◆ TO DO: Pick every line from the data that holds the word "true".
--- Begin SUPPLIED ENTRIES ---
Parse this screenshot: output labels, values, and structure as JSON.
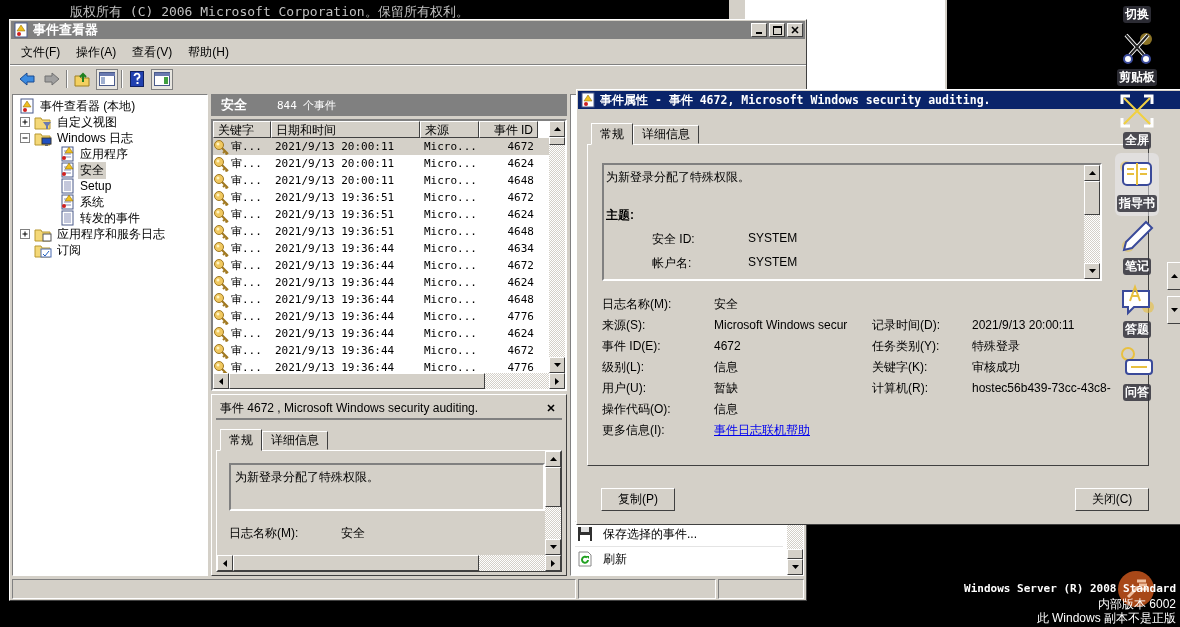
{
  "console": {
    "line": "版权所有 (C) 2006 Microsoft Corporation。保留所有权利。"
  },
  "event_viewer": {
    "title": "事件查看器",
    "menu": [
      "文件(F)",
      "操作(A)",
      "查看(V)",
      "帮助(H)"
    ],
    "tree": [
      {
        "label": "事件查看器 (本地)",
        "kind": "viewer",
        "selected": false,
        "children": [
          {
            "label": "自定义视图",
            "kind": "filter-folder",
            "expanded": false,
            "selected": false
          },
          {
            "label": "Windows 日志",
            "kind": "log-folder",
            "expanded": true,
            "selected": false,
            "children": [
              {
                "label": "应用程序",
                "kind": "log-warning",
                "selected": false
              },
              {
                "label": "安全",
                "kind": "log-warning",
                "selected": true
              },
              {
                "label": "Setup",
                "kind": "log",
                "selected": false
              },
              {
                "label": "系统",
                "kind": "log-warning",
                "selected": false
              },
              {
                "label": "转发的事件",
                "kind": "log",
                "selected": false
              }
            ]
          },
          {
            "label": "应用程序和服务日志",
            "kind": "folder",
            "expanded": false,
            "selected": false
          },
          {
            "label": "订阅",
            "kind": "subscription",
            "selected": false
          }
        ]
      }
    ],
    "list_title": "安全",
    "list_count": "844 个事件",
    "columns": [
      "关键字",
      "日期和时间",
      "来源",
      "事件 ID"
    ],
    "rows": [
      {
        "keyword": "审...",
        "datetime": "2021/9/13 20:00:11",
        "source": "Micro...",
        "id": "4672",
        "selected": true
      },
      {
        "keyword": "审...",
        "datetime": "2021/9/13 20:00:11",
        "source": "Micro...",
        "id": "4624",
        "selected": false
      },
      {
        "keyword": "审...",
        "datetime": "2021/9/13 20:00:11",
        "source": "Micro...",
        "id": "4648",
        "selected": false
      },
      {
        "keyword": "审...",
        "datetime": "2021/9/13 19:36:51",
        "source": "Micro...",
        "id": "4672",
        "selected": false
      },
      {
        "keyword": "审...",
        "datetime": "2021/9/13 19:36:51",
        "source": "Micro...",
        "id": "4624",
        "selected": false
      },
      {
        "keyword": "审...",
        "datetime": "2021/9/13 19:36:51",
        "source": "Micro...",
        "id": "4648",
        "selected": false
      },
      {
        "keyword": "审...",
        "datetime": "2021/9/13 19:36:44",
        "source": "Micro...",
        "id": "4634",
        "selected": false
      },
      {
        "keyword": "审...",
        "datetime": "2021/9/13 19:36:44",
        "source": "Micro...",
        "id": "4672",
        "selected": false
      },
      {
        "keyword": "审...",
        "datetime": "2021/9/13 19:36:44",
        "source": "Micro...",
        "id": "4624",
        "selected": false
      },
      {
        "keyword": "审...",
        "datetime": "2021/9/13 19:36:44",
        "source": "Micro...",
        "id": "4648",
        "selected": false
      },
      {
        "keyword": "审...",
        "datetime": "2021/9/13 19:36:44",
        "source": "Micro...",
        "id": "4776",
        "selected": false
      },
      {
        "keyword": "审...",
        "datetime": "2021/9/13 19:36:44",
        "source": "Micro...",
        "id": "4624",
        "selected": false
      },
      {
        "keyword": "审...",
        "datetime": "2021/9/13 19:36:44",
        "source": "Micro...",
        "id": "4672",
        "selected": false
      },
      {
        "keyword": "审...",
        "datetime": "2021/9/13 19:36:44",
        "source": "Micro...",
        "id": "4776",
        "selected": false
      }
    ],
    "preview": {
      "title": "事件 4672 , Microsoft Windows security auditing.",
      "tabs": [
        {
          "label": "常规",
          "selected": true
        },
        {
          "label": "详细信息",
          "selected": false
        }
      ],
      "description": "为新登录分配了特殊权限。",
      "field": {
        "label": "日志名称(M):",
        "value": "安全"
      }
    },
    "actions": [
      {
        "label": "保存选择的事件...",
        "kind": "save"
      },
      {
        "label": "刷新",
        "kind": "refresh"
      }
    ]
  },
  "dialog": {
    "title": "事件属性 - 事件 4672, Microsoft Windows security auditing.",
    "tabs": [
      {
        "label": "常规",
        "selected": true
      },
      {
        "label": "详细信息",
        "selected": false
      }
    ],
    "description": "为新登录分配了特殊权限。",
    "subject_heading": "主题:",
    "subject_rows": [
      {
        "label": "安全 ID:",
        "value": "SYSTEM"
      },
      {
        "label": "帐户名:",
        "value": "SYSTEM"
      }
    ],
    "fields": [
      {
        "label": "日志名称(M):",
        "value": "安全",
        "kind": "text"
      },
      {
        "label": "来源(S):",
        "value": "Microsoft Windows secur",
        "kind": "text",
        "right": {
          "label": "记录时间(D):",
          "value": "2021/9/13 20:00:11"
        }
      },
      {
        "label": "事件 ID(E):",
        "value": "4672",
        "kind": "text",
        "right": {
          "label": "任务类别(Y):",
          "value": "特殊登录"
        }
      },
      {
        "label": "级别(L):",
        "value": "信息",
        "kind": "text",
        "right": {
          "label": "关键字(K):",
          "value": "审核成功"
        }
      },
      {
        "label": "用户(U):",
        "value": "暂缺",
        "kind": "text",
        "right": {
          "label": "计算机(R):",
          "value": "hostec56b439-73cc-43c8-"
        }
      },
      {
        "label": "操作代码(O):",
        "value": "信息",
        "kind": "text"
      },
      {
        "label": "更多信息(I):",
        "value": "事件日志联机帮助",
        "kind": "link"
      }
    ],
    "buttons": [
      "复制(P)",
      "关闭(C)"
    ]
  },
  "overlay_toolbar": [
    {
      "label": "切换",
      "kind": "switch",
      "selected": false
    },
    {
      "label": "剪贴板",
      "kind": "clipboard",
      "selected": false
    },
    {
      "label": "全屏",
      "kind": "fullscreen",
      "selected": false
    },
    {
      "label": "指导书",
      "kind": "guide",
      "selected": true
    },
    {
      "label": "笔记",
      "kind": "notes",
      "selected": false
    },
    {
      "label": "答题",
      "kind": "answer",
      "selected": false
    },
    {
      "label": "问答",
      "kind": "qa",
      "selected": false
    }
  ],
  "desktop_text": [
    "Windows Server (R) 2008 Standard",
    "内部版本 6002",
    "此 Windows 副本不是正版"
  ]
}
--- End SUPPLIED ENTRIES ---
--- Begin SUPPLIED ENTRIES ---
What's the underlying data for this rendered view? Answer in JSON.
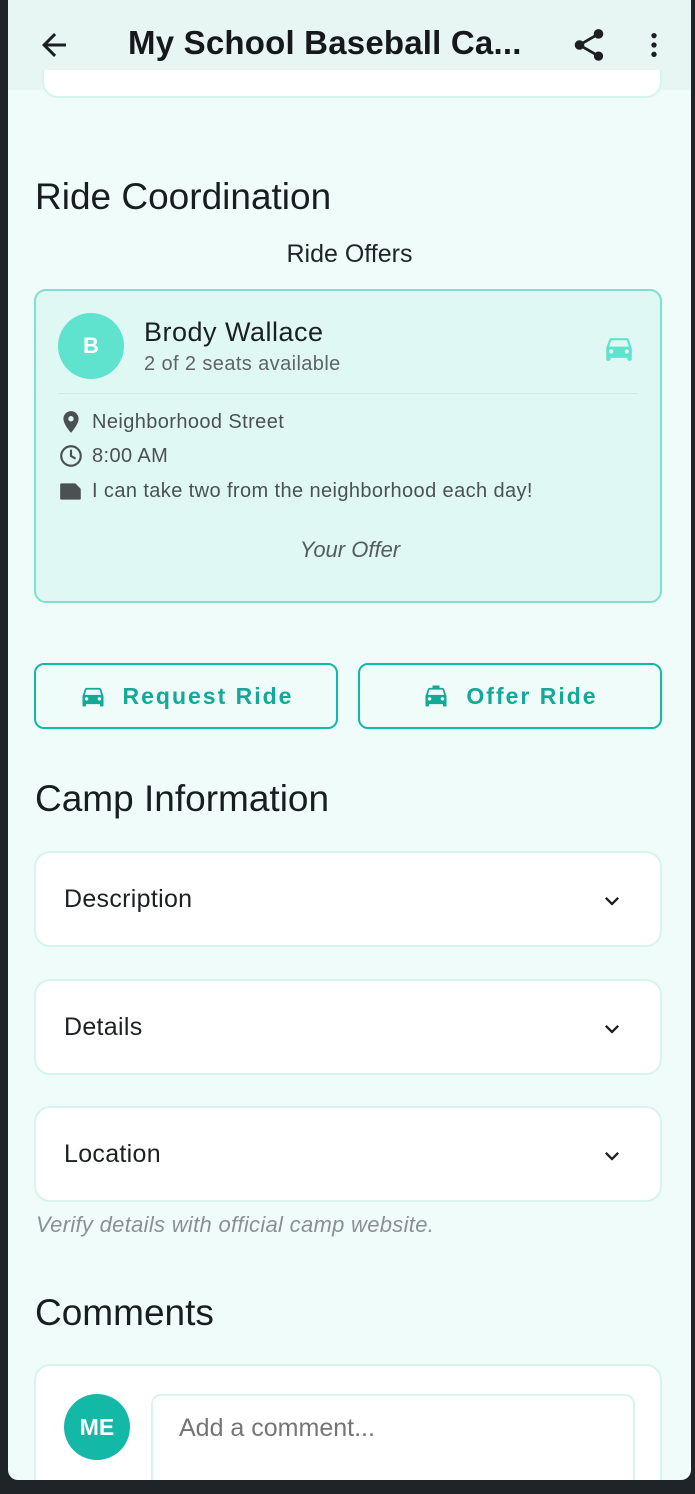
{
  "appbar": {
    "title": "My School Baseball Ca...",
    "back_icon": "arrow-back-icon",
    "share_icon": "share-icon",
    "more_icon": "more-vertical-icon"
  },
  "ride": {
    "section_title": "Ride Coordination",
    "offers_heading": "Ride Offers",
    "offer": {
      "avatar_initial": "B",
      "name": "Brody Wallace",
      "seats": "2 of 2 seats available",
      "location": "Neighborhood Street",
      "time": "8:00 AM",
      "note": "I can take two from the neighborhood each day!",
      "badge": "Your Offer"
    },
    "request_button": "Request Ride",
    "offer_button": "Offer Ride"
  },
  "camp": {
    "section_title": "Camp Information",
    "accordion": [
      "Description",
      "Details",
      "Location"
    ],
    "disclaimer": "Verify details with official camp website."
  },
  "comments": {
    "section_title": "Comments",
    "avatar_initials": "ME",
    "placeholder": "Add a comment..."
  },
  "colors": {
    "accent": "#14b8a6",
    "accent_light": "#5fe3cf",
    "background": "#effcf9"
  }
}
--- End SUPPLIED ENTRIES ---
◆ SOLUTION TO THE EXERCISE:
            "expanded": true,
                "selected": true
        "selected": true
          "selected": true
        "selected": true
      "selected": true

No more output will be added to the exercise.